*** Dataset records ***
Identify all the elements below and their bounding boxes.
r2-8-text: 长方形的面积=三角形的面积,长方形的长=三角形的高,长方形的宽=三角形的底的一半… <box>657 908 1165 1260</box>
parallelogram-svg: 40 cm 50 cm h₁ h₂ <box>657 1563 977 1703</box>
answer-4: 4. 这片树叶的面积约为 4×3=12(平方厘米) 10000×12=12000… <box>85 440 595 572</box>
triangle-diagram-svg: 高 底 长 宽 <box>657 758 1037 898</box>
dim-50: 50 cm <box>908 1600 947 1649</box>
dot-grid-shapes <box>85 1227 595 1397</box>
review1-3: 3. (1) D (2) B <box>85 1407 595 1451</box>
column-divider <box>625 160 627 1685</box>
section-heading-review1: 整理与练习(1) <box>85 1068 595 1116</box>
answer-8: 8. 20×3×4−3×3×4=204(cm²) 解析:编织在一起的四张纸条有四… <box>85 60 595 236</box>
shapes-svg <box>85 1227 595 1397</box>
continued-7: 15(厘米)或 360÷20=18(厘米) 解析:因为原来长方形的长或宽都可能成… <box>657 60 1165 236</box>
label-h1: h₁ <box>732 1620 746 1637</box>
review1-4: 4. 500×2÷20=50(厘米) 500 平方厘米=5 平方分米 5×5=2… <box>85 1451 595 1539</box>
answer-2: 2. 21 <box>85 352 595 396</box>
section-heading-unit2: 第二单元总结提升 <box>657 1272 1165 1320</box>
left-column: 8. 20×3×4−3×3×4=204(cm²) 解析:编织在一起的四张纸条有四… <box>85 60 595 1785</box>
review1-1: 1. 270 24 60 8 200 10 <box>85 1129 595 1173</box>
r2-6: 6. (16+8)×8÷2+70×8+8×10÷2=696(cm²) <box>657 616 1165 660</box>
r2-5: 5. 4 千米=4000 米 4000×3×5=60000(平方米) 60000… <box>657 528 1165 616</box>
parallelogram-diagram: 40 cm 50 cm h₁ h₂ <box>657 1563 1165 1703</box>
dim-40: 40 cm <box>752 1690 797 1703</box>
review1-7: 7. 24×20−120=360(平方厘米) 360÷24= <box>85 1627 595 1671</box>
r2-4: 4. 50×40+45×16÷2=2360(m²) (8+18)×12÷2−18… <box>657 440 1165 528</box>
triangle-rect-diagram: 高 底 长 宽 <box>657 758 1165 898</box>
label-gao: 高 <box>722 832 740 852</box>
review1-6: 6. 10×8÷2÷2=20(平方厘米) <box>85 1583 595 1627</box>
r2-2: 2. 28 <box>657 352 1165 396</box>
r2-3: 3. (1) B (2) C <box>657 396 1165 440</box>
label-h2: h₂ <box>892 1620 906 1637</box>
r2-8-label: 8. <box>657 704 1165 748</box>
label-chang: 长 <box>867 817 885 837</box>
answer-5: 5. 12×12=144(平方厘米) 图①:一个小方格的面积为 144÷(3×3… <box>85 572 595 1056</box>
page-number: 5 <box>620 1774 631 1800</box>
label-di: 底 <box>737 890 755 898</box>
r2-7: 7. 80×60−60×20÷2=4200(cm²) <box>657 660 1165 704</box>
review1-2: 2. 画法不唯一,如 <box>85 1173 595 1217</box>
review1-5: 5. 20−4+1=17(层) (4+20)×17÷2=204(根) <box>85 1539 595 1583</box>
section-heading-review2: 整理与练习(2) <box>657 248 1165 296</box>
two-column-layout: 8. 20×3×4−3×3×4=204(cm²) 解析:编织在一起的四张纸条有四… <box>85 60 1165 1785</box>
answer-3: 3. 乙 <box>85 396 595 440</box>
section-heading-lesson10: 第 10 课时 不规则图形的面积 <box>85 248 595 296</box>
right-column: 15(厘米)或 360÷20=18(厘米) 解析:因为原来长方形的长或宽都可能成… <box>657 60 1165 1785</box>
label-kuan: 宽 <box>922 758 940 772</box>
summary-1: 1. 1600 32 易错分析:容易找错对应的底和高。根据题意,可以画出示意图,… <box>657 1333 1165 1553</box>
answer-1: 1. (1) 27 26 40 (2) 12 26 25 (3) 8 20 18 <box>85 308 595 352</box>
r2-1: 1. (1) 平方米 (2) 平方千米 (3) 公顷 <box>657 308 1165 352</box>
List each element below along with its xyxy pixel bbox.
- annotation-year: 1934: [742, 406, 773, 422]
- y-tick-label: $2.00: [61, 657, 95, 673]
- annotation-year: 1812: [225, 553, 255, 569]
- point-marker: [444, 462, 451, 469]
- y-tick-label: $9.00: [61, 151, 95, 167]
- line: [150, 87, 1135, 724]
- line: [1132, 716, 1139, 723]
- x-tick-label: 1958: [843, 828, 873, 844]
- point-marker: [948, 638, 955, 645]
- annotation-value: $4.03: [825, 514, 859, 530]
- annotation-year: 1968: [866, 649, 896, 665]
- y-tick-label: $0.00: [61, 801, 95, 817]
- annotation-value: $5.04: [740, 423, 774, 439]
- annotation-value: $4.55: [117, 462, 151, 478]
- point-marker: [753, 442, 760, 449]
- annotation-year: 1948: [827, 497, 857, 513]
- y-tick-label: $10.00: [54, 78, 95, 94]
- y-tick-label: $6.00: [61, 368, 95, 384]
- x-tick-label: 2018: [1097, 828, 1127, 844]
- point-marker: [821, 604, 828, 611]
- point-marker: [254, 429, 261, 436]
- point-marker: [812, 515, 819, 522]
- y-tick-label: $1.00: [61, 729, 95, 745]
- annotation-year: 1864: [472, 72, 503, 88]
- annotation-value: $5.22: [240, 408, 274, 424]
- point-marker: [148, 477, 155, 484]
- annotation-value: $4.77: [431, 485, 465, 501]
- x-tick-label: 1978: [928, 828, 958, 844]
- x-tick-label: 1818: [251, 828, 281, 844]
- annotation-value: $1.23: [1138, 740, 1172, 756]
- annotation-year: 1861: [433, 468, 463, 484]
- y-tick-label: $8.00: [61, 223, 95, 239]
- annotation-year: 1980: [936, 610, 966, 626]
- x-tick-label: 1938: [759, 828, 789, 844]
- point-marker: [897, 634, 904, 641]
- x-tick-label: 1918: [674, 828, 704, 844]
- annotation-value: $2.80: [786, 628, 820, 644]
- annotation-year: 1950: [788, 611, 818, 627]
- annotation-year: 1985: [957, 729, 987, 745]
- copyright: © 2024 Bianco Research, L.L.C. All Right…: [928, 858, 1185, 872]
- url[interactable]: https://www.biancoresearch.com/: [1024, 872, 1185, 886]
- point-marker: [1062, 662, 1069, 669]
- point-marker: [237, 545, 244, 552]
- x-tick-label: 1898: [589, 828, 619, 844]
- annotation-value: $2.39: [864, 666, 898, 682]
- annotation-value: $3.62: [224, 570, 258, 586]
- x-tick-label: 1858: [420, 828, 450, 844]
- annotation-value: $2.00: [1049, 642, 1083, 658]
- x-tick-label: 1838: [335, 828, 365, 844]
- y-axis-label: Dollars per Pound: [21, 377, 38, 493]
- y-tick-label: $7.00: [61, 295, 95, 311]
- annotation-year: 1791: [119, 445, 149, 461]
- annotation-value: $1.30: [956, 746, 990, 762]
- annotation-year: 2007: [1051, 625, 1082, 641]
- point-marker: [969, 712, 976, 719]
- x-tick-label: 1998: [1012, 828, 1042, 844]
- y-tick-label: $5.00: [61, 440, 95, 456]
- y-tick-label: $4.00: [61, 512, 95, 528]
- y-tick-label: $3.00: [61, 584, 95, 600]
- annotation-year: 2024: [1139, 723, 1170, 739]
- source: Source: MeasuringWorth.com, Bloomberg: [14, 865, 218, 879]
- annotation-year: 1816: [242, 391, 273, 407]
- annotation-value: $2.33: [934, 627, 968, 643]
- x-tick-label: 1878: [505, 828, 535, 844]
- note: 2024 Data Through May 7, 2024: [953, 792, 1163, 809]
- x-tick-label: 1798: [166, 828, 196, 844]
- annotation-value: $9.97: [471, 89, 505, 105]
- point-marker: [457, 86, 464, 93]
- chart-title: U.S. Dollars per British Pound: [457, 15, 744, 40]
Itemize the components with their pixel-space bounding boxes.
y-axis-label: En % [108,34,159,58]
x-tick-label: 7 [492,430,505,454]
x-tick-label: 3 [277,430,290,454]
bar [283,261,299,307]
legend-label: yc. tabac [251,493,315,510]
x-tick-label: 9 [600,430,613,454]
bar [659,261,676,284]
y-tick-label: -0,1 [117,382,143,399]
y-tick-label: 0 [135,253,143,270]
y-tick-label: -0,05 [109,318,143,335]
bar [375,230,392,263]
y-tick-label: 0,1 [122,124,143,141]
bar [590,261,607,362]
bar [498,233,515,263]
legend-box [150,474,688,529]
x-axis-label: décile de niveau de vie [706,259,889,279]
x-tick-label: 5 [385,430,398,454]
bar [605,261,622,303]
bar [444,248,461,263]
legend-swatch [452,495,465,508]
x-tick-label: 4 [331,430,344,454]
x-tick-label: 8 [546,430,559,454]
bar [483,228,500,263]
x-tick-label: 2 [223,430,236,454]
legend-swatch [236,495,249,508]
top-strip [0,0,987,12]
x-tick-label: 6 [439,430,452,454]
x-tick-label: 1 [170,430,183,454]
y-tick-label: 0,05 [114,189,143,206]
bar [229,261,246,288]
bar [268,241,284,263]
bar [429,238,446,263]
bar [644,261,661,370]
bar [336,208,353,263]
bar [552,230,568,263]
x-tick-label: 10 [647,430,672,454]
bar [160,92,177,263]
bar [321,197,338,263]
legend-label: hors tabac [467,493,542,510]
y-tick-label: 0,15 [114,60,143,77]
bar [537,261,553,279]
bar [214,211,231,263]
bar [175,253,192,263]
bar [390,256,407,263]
***
Task objective
Please rewrite the records from the first line through the line that contains "answer-4: 4. 这片树叶的面积约为", inclusive, with "bounding boxes" changed to "box coordinates" and nothing else altered.

Task output
Identify all the elements below and their box coordinates.
r2-8-text: 长方形的面积=三角形的面积,长方形的长=三角形的高,长方形的宽=三角形的底的一半… <box>657 908 1165 1260</box>
parallelogram-svg: 40 cm 50 cm h₁ h₂ <box>657 1563 977 1703</box>
answer-4: 4. 这片树叶的面积约为 4×3=12(平方厘米) 10000×12=12000… <box>85 440 595 572</box>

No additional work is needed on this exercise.